**Stored data:**
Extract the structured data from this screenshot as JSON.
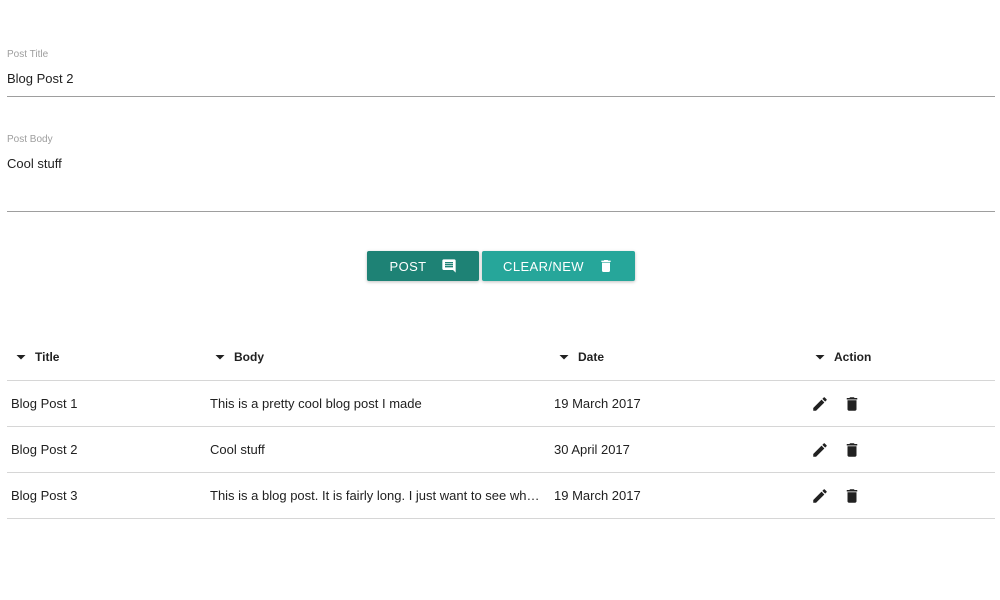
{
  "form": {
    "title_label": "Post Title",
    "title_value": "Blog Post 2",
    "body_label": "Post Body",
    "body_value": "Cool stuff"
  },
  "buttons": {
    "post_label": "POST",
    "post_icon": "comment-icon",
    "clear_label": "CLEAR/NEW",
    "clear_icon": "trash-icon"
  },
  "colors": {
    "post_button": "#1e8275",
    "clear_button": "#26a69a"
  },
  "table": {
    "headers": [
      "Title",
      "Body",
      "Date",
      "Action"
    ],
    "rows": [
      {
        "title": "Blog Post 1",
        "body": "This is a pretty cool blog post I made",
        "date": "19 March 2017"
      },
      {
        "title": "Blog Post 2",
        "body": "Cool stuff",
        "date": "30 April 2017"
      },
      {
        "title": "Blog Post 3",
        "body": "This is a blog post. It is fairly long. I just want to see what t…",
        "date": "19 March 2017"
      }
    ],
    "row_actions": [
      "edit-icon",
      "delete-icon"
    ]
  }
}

**Requirements:** Quote in full the listing given above; the images are to be left out.

**Solution below:**
Extract the structured data from this screenshot as JSON.
{
  "form": {
    "title_label": "Post Title",
    "title_value": "Blog Post 2",
    "body_label": "Post Body",
    "body_value": "Cool stuff"
  },
  "buttons": {
    "post_label": "POST",
    "post_icon": "comment-icon",
    "clear_label": "CLEAR/NEW",
    "clear_icon": "trash-icon"
  },
  "colors": {
    "post_button": "#1e8275",
    "clear_button": "#26a69a"
  },
  "table": {
    "headers": [
      "Title",
      "Body",
      "Date",
      "Action"
    ],
    "rows": [
      {
        "title": "Blog Post 1",
        "body": "This is a pretty cool blog post I made",
        "date": "19 March 2017"
      },
      {
        "title": "Blog Post 2",
        "body": "Cool stuff",
        "date": "30 April 2017"
      },
      {
        "title": "Blog Post 3",
        "body": "This is a blog post. It is fairly long. I just want to see what t…",
        "date": "19 March 2017"
      }
    ],
    "row_actions": [
      "edit-icon",
      "delete-icon"
    ]
  }
}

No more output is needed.